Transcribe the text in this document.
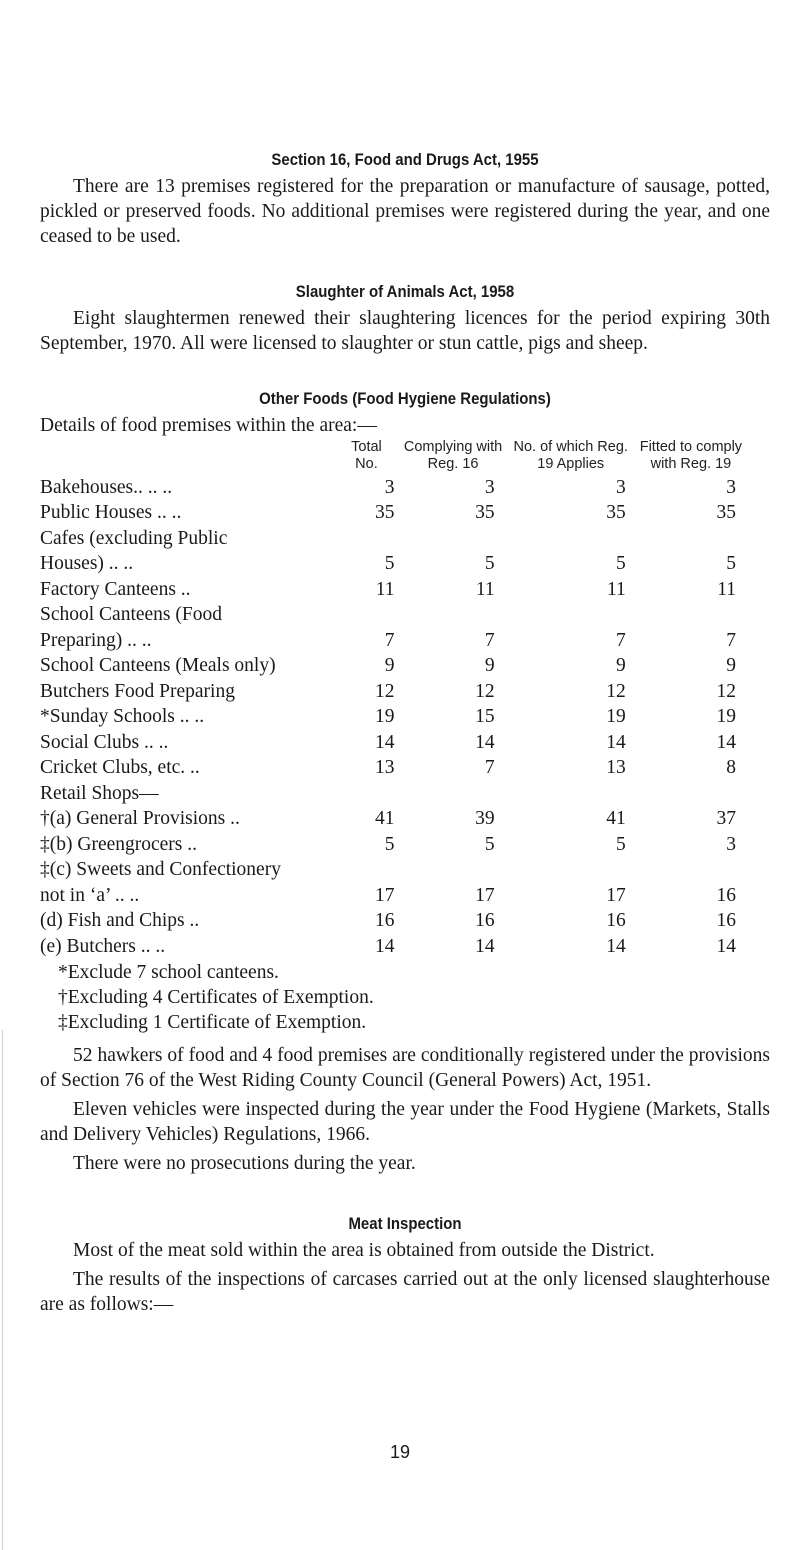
Section 16, Food and Drugs Act, 1955

There are 13 premises registered for the preparation or manufacture of sausage, potted, pickled or preserved foods. No additional premises were registered during the year, and one ceased to be used.

Slaughter of Animals Act, 1958

Eight slaughtermen renewed their slaughtering licences for the period expiring 30th September, 1970. All were licensed to slaughter or stun cattle, pigs and sheep.

Other Foods (Food Hygiene Regulations)

Details of food premises within the area:—

	Total No.	Complying with Reg. 16	No. of which Reg. 19 Applies	Fitted to comply with Reg. 19
Bakehouses.. .. ..	3	3	3	3
Public Houses .. ..	35	35	35	35
Cafes (excluding Public				
Houses) .. ..	5	5	5	5
Factory Canteens ..	11	11	11	11
School Canteens (Food				
Preparing) .. ..	7	7	7	7
School Canteens (Meals only)	9	9	9	9
Butchers Food Preparing	12	12	12	12
*Sunday Schools .. ..	19	15	19	19
Social Clubs .. ..	14	14	14	14
Cricket Clubs, etc. ..	13	7	13	8
Retail Shops—				
†(a) General Provisions ..	41	39	41	37
‡(b) Greengrocers ..	5	5	5	3
‡(c) Sweets and Confectionery				
not in ‘a’ .. ..	17	17	17	16
(d) Fish and Chips ..	16	16	16	16
(e) Butchers .. ..	14	14	14	14
*Exclude 7 school canteens.
†Excluding 4 Certificates of Exemption.
‡Excluding 1 Certificate of Exemption.

52 hawkers of food and 4 food premises are conditionally registered under the provisions of Section 76 of the West Riding County Council (General Powers) Act, 1951.

Eleven vehicles were inspected during the year under the Food Hygiene (Markets, Stalls and Delivery Vehicles) Regulations, 1966.

There were no prosecutions during the year.

Meat Inspection

Most of the meat sold within the area is obtained from outside the District.

The results of the inspections of carcases carried out at the only licensed slaughterhouse are as follows:—

19
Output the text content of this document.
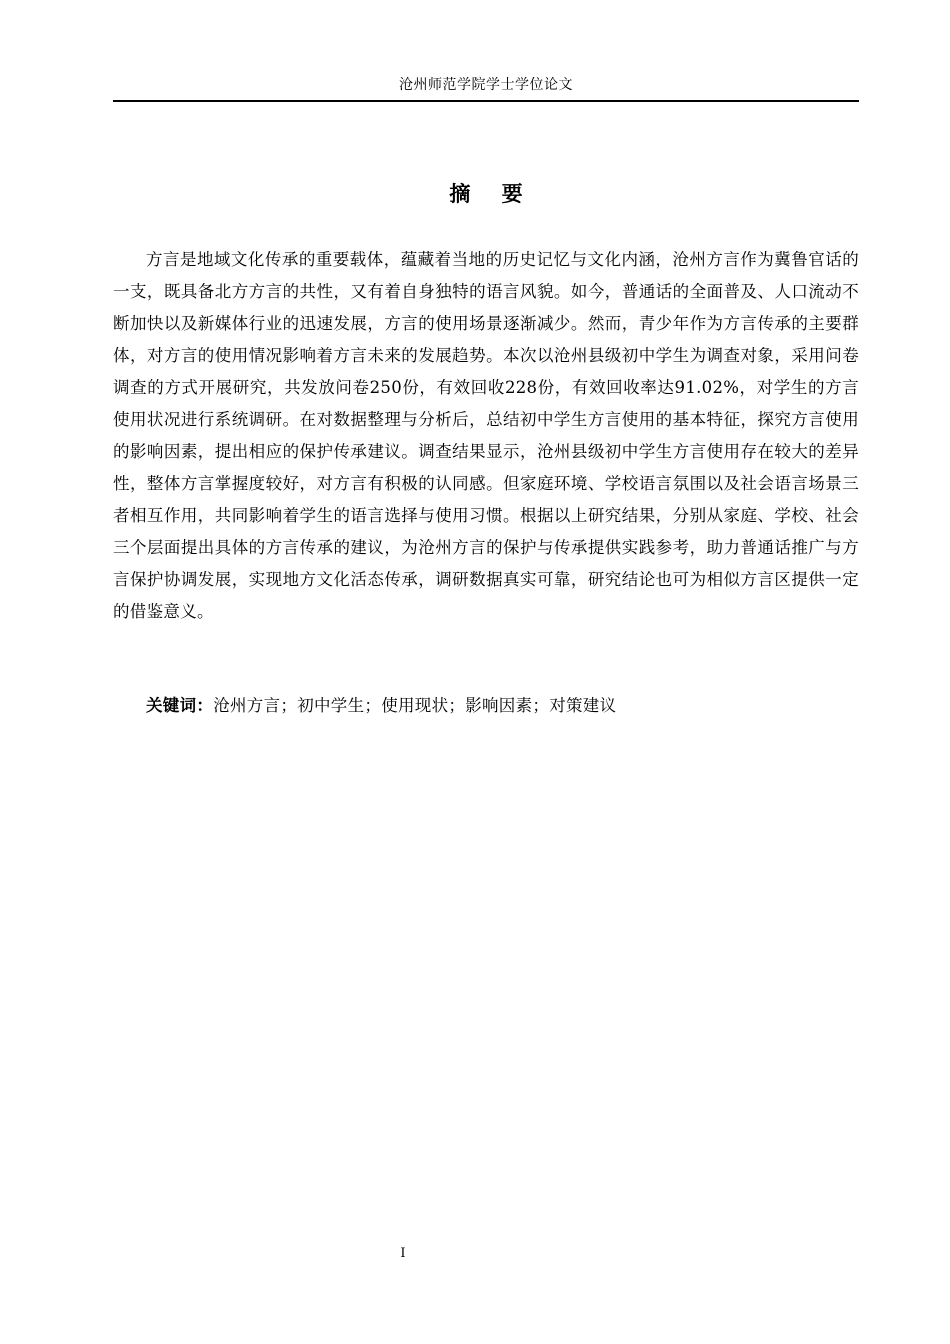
沧州师范学院学士学位论文
摘 要

方言是地域文化传承的重要载体，蕴藏着当地的历史记忆与文化内涵，沧州方言作为冀鲁官话的一支，既具备北方方言的共性，又有着自身独特的语言风貌。如今，普通话的全面普及、人口流动不断加快以及新媒体行业的迅速发展，方言的使用场景逐渐减少。然而，青少年作为方言传承的主要群体，对方言的使用情况影响着方言未来的发展趋势。本次以沧州县级初中学生为调查对象，采用问卷调查的方式开展研究，共发放问卷250份，有效回收228份，有效回收率达91.02%，对学生的方言使用状况进行系统调研。在对数据整理与分析后，总结初中学生方言使用的基本特征，探究方言使用的影响因素，提出相应的保护传承建议。调查结果显示，沧州县级初中学生方言使用存在较大的差异性，整体方言掌握度较好，对方言有积极的认同感。但家庭环境、学校语言氛围以及社会语言场景三者相互作用，共同影响着学生的语言选择与使用习惯。根据以上研究结果，分别从家庭、学校、社会三个层面提出具体的方言传承的建议，为沧州方言的保护与传承提供实践参考，助力普通话推广与方言保护协调发展，实现地方文化活态传承，调研数据真实可靠，研究结论也可为相似方言区提供一定的借鉴意义。

关键词：沧州方言；初中学生；使用现状；影响因素；对策建议
I
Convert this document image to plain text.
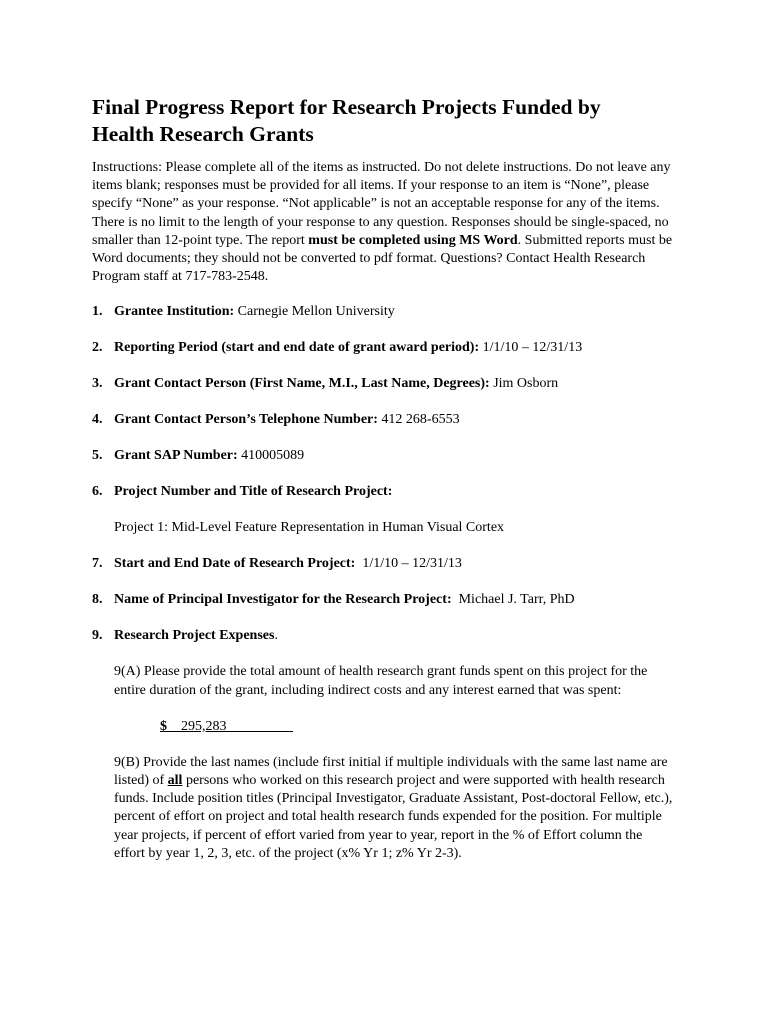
Final Progress Report for Research Projects Funded by Health Research Grants

Instructions: Please complete all of the items as instructed. Do not delete instructions. Do not leave any items blank; responses must be provided for all items. If your response to an item is “None”, please specify “None” as your response. “Not applicable” is not an acceptable response for any of the items. There is no limit to the length of your response to any question. Responses should be single-spaced, no smaller than 12-point type. The report must be completed using MS Word. Submitted reports must be Word documents; they should not be converted to pdf format. Questions? Contact Health Research Program staff at 717-783-2548.

1. Grantee Institution: Carnegie Mellon University
2. Reporting Period (start and end date of grant award period): 1/1/10 – 12/31/13
3. Grant Contact Person (First Name, M.I., Last Name, Degrees): Jim Osborn
4. Grant Contact Person’s Telephone Number: 412 268-6553
5. Grant SAP Number: 410005089
6. Project Number and Title of Research Project:
Project 1: Mid-Level Feature Representation in Human Visual Cortex
7. Start and End Date of Research Project:  1/1/10 – 12/31/13
8. Name of Principal Investigator for the Research Project:  Michael J. Tarr, PhD
9. Research Project Expenses.

9(A) Please provide the total amount of health research grant funds spent on this project for the entire duration of the grant, including indirect costs and any interest earned that was spent:

$    295,283

9(B) Provide the last names (include first initial if multiple individuals with the same last name are listed) of all persons who worked on this research project and were supported with health research funds. Include position titles (Principal Investigator, Graduate Assistant, Post-doctoral Fellow, etc.), percent of effort on project and total health research funds expended for the position. For multiple year projects, if percent of effort varied from year to year, report in the % of Effort column the effort by year 1, 2, 3, etc. of the project (x% Yr 1; z% Yr 2-3).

→ Work to do
From the material above, reproduce everything verbatim except the pictures.

→ Solution to the exercise
Transcribe the text in this document.
Section 16, Food and Drugs Act, 1955

There are 13 premises registered for the preparation or manufacture of sausage, potted, pickled or preserved foods. No additional premises were registered during the year, and one ceased to be used.

Slaughter of Animals Act, 1958

Eight slaughtermen renewed their slaughtering licences for the period expiring 30th September, 1970. All were licensed to slaughter or stun cattle, pigs and sheep.

Other Foods (Food Hygiene Regulations)

Details of food premises within the area:—

	Total No.	Complying with Reg. 16	No. of which Reg. 19 Applies	Fitted to comply with Reg. 19
Bakehouses.. .. ..	3	3	3	3
Public Houses .. ..	35	35	35	35
Cafes (excluding Public				
Houses) .. ..	5	5	5	5
Factory Canteens ..	11	11	11	11
School Canteens (Food				
Preparing) .. ..	7	7	7	7
School Canteens (Meals only)	9	9	9	9
Butchers Food Preparing	12	12	12	12
*Sunday Schools .. ..	19	15	19	19
Social Clubs .. ..	14	14	14	14
Cricket Clubs, etc. ..	13	7	13	8
Retail Shops—				
†(a) General Provisions ..	41	39	41	37
‡(b) Greengrocers ..	5	5	5	3
‡(c) Sweets and Confectionery				
not in ‘a’ .. ..	17	17	17	16
(d) Fish and Chips ..	16	16	16	16
(e) Butchers .. ..	14	14	14	14
*Exclude 7 school canteens.
†Excluding 4 Certificates of Exemption.
‡Excluding 1 Certificate of Exemption.

52 hawkers of food and 4 food premises are conditionally registered under the provisions of Section 76 of the West Riding County Council (General Powers) Act, 1951.

Eleven vehicles were inspected during the year under the Food Hygiene (Markets, Stalls and Delivery Vehicles) Regulations, 1966.

There were no prosecutions during the year.

Meat Inspection

Most of the meat sold within the area is obtained from outside the District.

The results of the inspections of carcases carried out at the only licensed slaughterhouse are as follows:—

19
Output the text content of this document.
沧州师范学院学士学位论文
摘 要

方言是地域文化传承的重要载体，蕴藏着当地的历史记忆与文化内涵，沧州方言作为冀鲁官话的一支，既具备北方方言的共性，又有着自身独特的语言风貌。如今，普通话的全面普及、人口流动不断加快以及新媒体行业的迅速发展，方言的使用场景逐渐减少。然而，青少年作为方言传承的主要群体，对方言的使用情况影响着方言未来的发展趋势。本次以沧州县级初中学生为调查对象，采用问卷调查的方式开展研究，共发放问卷250份，有效回收228份，有效回收率达91.02%，对学生的方言使用状况进行系统调研。在对数据整理与分析后，总结初中学生方言使用的基本特征，探究方言使用的影响因素，提出相应的保护传承建议。调查结果显示，沧州县级初中学生方言使用存在较大的差异性，整体方言掌握度较好，对方言有积极的认同感。但家庭环境、学校语言氛围以及社会语言场景三者相互作用，共同影响着学生的语言选择与使用习惯。根据以上研究结果，分别从家庭、学校、社会三个层面提出具体的方言传承的建议，为沧州方言的保护与传承提供实践参考，助力普通话推广与方言保护协调发展，实现地方文化活态传承，调研数据真实可靠，研究结论也可为相似方言区提供一定的借鉴意义。

关键词：沧州方言；初中学生；使用现状；影响因素；对策建议
I
Convert this document image to plain text.
Final Progress Report for Research Projects Funded by Health Research Grants

Instructions: Please complete all of the items as instructed. Do not delete instructions. Do not leave any items blank; responses must be provided for all items. If your response to an item is “None”, please specify “None” as your response. “Not applicable” is not an acceptable response for any of the items. There is no limit to the length of your response to any question. Responses should be single-spaced, no smaller than 12-point type. The report must be completed using MS Word. Submitted reports must be Word documents; they should not be converted to pdf format. Questions? Contact Health Research Program staff at 717-783-2548.

1. Grantee Institution: Carnegie Mellon University
2. Reporting Period (start and end date of grant award period): 1/1/10 – 12/31/13
3. Grant Contact Person (First Name, M.I., Last Name, Degrees): Jim Osborn
4. Grant Contact Person’s Telephone Number: 412 268-6553
5. Grant SAP Number: 410005089
6. Project Number and Title of Research Project:
Project 1: Mid-Level Feature Representation in Human Visual Cortex
7. Start and End Date of Research Project:  1/1/10 – 12/31/13
8. Name of Principal Investigator for the Research Project:  Michael J. Tarr, PhD
9. Research Project Expenses.

9(A) Please provide the total amount of health research grant funds spent on this project for the entire duration of the grant, including indirect costs and any interest earned that was spent:

$    295,283

9(B) Provide the last names (include first initial if multiple individuals with the same last name are listed) of all persons who worked on this research project and were supported with health research funds. Include position titles (Principal Investigator, Graduate Assistant, Post-doctoral Fellow, etc.), percent of effort on project and total health research funds expended for the position. For multiple year projects, if percent of effort varied from year to year, report in the % of Effort column the effort by year 1, 2, 3, etc. of the project (x% Yr 1; z% Yr 2-3).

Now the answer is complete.